→ Stated task: Return the material below in full and exactly.

→ Material to process:

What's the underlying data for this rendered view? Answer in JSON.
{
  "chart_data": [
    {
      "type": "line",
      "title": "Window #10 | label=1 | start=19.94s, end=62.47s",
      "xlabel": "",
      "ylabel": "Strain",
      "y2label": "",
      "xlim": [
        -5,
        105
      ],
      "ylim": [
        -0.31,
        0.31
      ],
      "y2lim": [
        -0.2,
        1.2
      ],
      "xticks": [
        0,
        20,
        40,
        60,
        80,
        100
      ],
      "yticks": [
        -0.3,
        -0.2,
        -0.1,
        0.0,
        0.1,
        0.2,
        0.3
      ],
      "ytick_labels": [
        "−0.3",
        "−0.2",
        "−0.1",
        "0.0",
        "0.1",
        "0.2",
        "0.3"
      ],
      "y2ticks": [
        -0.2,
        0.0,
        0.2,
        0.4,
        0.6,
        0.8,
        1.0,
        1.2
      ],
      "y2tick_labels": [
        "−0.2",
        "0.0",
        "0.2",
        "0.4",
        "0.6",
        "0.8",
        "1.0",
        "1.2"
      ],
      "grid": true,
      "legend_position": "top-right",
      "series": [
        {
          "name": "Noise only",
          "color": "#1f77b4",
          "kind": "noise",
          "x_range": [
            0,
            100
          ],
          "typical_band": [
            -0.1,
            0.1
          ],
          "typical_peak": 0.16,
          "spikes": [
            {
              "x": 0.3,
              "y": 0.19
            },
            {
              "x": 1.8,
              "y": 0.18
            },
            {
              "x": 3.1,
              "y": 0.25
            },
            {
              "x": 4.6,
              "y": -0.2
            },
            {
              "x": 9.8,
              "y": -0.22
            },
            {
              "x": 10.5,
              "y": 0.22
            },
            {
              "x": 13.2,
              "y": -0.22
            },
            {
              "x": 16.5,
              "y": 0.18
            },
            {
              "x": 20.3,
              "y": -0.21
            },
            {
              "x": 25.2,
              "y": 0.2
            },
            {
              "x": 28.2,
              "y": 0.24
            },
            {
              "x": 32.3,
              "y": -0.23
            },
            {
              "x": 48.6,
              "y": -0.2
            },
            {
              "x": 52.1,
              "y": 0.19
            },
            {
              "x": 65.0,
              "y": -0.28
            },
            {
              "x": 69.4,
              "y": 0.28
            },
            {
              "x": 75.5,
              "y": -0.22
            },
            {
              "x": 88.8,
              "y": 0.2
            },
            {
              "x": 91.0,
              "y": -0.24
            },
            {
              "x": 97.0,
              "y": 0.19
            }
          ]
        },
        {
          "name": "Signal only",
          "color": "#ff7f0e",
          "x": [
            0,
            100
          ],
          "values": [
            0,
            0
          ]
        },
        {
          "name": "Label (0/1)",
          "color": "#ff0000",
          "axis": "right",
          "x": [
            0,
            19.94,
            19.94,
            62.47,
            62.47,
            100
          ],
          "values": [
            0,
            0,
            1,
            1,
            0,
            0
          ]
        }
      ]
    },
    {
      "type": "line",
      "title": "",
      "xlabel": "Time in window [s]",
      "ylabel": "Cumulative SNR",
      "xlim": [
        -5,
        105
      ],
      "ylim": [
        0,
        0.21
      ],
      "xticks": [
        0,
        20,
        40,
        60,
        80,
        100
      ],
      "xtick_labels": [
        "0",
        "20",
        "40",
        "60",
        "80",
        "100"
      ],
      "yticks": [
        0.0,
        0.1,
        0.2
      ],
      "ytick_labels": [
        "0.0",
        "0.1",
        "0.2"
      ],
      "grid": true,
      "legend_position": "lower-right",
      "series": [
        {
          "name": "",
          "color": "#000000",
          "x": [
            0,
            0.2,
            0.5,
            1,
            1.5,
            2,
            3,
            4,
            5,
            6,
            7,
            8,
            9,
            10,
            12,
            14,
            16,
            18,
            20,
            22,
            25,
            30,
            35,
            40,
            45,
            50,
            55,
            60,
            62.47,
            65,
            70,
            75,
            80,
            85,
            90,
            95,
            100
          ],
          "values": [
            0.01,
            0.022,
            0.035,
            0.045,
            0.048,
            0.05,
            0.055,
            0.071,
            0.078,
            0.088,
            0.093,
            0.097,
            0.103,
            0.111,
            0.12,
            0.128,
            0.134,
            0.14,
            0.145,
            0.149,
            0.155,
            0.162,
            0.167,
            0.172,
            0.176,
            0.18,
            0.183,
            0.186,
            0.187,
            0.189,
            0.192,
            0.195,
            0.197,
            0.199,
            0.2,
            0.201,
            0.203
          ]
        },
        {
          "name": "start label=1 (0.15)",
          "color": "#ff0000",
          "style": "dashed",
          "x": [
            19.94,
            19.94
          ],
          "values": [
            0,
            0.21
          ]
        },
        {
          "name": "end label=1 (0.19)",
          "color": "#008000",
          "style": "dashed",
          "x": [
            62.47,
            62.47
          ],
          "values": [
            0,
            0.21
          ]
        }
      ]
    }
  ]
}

→ Final result:
What's the underlying data for this rendered view? Answer in JSON.
{
  "chart_data": [
    {
      "type": "line",
      "title": "Window #10 | label=1 | start=19.94s, end=62.47s",
      "xlabel": "",
      "ylabel": "Strain",
      "y2label": "",
      "xlim": [
        -5,
        105
      ],
      "ylim": [
        -0.31,
        0.31
      ],
      "y2lim": [
        -0.2,
        1.2
      ],
      "xticks": [
        0,
        20,
        40,
        60,
        80,
        100
      ],
      "yticks": [
        -0.3,
        -0.2,
        -0.1,
        0.0,
        0.1,
        0.2,
        0.3
      ],
      "ytick_labels": [
        "−0.3",
        "−0.2",
        "−0.1",
        "0.0",
        "0.1",
        "0.2",
        "0.3"
      ],
      "y2ticks": [
        -0.2,
        0.0,
        0.2,
        0.4,
        0.6,
        0.8,
        1.0,
        1.2
      ],
      "y2tick_labels": [
        "−0.2",
        "0.0",
        "0.2",
        "0.4",
        "0.6",
        "0.8",
        "1.0",
        "1.2"
      ],
      "grid": true,
      "legend_position": "top-right",
      "series": [
        {
          "name": "Noise only",
          "color": "#1f77b4",
          "kind": "noise",
          "x_range": [
            0,
            100
          ],
          "typical_band": [
            -0.1,
            0.1
          ],
          "typical_peak": 0.16,
          "spikes": [
            {
              "x": 0.3,
              "y": 0.19
            },
            {
              "x": 1.8,
              "y": 0.18
            },
            {
              "x": 3.1,
              "y": 0.25
            },
            {
              "x": 4.6,
              "y": -0.2
            },
            {
              "x": 9.8,
              "y": -0.22
            },
            {
              "x": 10.5,
              "y": 0.22
            },
            {
              "x": 13.2,
              "y": -0.22
            },
            {
              "x": 16.5,
              "y": 0.18
            },
            {
              "x": 20.3,
              "y": -0.21
            },
            {
              "x": 25.2,
              "y": 0.2
            },
            {
              "x": 28.2,
              "y": 0.24
            },
            {
              "x": 32.3,
              "y": -0.23
            },
            {
              "x": 48.6,
              "y": -0.2
            },
            {
              "x": 52.1,
              "y": 0.19
            },
            {
              "x": 65.0,
              "y": -0.28
            },
            {
              "x": 69.4,
              "y": 0.28
            },
            {
              "x": 75.5,
              "y": -0.22
            },
            {
              "x": 88.8,
              "y": 0.2
            },
            {
              "x": 91.0,
              "y": -0.24
            },
            {
              "x": 97.0,
              "y": 0.19
            }
          ]
        },
        {
          "name": "Signal only",
          "color": "#ff7f0e",
          "x": [
            0,
            100
          ],
          "values": [
            0,
            0
          ]
        },
        {
          "name": "Label (0/1)",
          "color": "#ff0000",
          "axis": "right",
          "x": [
            0,
            19.94,
            19.94,
            62.47,
            62.47,
            100
          ],
          "values": [
            0,
            0,
            1,
            1,
            0,
            0
          ]
        }
      ]
    },
    {
      "type": "line",
      "title": "",
      "xlabel": "Time in window [s]",
      "ylabel": "Cumulative SNR",
      "xlim": [
        -5,
        105
      ],
      "ylim": [
        0,
        0.21
      ],
      "xticks": [
        0,
        20,
        40,
        60,
        80,
        100
      ],
      "xtick_labels": [
        "0",
        "20",
        "40",
        "60",
        "80",
        "100"
      ],
      "yticks": [
        0.0,
        0.1,
        0.2
      ],
      "ytick_labels": [
        "0.0",
        "0.1",
        "0.2"
      ],
      "grid": true,
      "legend_position": "lower-right",
      "series": [
        {
          "name": "",
          "color": "#000000",
          "x": [
            0,
            0.2,
            0.5,
            1,
            1.5,
            2,
            3,
            4,
            5,
            6,
            7,
            8,
            9,
            10,
            12,
            14,
            16,
            18,
            20,
            22,
            25,
            30,
            35,
            40,
            45,
            50,
            55,
            60,
            62.47,
            65,
            70,
            75,
            80,
            85,
            90,
            95,
            100
          ],
          "values": [
            0.01,
            0.022,
            0.035,
            0.045,
            0.048,
            0.05,
            0.055,
            0.071,
            0.078,
            0.088,
            0.093,
            0.097,
            0.103,
            0.111,
            0.12,
            0.128,
            0.134,
            0.14,
            0.145,
            0.149,
            0.155,
            0.162,
            0.167,
            0.172,
            0.176,
            0.18,
            0.183,
            0.186,
            0.187,
            0.189,
            0.192,
            0.195,
            0.197,
            0.199,
            0.2,
            0.201,
            0.203
          ]
        },
        {
          "name": "start label=1 (0.15)",
          "color": "#ff0000",
          "style": "dashed",
          "x": [
            19.94,
            19.94
          ],
          "values": [
            0,
            0.21
          ]
        },
        {
          "name": "end label=1 (0.19)",
          "color": "#008000",
          "style": "dashed",
          "x": [
            62.47,
            62.47
          ],
          "values": [
            0,
            0.21
          ]
        }
      ]
    }
  ]
}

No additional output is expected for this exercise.